**Problem description:** Write out each line in which the string "风扇部件" is present.

**Exercise data:**
· · ·
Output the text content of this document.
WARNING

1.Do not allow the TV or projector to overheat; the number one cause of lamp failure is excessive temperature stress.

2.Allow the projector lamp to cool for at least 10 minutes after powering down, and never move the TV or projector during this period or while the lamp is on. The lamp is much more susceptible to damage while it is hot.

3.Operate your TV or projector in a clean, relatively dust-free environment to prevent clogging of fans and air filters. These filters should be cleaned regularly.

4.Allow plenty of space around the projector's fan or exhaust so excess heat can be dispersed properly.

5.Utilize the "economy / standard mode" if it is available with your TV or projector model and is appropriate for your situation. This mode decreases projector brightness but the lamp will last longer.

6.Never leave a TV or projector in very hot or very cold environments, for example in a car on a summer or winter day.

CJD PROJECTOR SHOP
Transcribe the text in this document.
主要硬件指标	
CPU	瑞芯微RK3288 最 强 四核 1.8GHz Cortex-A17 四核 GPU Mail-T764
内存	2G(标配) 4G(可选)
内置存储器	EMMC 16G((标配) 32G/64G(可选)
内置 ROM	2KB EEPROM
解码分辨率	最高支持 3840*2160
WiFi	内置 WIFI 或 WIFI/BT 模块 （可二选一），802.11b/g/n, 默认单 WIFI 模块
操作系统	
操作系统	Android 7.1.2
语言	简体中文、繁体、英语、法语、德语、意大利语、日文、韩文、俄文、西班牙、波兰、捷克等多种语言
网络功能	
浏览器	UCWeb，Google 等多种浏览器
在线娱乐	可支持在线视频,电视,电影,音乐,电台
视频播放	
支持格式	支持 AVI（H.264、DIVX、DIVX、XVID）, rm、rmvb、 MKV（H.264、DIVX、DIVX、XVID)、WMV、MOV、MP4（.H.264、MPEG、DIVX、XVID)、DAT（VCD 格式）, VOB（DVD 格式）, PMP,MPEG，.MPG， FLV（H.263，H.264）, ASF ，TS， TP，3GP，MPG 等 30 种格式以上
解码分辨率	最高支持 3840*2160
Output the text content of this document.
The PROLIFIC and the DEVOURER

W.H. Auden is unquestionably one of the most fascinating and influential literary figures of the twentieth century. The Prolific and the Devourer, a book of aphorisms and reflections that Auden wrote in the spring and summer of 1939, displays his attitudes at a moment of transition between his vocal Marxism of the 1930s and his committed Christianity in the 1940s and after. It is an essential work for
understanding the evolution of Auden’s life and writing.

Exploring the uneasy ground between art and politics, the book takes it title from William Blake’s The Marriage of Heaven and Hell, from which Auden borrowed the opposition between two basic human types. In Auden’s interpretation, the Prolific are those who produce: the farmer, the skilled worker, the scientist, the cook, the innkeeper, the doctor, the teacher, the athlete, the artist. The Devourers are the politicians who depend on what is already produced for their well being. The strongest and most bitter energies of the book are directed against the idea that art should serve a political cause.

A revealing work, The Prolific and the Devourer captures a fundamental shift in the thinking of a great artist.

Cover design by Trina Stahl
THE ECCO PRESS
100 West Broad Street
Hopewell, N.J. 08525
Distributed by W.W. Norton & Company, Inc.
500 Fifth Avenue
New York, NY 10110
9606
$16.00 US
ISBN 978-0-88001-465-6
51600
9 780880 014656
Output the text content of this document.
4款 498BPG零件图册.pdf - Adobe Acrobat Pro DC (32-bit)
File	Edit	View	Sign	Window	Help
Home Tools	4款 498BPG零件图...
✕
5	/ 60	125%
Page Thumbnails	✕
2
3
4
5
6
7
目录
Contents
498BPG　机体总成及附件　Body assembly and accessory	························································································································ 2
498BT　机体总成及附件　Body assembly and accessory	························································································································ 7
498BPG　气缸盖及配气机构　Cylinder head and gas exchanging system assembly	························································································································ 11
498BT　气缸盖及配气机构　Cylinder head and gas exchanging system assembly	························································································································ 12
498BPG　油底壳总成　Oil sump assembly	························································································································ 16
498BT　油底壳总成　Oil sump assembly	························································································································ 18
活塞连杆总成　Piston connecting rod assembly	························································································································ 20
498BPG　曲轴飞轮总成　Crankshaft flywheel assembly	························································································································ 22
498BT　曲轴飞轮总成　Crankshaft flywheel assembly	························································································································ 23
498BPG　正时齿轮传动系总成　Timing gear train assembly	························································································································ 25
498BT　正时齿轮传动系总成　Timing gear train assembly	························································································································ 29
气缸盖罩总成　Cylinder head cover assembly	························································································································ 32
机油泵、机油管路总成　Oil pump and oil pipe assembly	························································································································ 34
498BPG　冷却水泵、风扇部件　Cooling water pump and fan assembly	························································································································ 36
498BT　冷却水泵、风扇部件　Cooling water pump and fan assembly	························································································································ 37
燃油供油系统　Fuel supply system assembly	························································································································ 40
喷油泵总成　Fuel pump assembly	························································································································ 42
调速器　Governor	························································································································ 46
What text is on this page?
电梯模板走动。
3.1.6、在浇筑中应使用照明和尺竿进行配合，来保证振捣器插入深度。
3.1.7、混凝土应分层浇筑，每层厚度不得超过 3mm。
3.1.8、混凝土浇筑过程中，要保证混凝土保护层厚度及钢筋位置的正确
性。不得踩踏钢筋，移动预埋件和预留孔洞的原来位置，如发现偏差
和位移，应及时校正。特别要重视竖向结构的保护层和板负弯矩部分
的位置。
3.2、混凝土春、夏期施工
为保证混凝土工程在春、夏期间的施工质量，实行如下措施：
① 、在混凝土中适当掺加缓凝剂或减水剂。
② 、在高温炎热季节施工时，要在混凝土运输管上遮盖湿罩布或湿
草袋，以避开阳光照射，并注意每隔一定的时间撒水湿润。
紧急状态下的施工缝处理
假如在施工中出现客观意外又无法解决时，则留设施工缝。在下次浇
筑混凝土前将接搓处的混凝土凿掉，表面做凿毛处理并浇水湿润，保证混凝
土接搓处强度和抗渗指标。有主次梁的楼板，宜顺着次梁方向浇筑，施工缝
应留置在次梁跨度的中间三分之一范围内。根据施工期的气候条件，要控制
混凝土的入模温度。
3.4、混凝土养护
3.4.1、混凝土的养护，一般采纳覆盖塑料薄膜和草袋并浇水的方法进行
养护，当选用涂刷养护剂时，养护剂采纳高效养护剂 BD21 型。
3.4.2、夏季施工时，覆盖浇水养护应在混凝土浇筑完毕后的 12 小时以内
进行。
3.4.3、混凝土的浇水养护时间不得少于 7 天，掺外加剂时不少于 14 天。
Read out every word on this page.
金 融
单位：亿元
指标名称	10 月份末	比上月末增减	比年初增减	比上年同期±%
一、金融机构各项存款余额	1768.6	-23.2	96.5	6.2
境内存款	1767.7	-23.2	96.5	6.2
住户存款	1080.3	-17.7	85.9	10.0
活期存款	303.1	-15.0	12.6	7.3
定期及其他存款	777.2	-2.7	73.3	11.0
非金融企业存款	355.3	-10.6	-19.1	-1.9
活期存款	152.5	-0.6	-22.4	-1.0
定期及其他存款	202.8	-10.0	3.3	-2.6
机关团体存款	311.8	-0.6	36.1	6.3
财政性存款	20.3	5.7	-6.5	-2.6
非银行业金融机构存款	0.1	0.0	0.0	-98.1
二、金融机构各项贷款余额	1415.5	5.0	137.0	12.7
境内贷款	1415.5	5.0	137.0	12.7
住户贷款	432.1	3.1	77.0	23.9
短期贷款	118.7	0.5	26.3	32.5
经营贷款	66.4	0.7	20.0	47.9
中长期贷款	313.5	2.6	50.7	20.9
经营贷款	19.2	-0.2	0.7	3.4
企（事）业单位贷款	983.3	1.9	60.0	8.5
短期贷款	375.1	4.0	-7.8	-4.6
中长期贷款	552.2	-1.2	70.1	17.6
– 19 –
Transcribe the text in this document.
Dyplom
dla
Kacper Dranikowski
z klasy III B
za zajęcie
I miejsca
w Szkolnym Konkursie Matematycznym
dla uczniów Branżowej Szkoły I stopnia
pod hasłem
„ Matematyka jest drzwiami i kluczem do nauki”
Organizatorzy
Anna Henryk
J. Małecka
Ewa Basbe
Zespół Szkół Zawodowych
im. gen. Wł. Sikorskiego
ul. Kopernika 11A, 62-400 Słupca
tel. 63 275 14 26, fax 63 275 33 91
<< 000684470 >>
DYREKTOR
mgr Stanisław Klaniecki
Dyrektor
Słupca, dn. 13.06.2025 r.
· · ·
**Written response:**
498BPG　冷却水泵、风扇部件　Cooling water pump and fan assembly	························································································································ 36
498BT　冷却水泵、风扇部件　Cooling water pump and fan assembly	························································································································ 37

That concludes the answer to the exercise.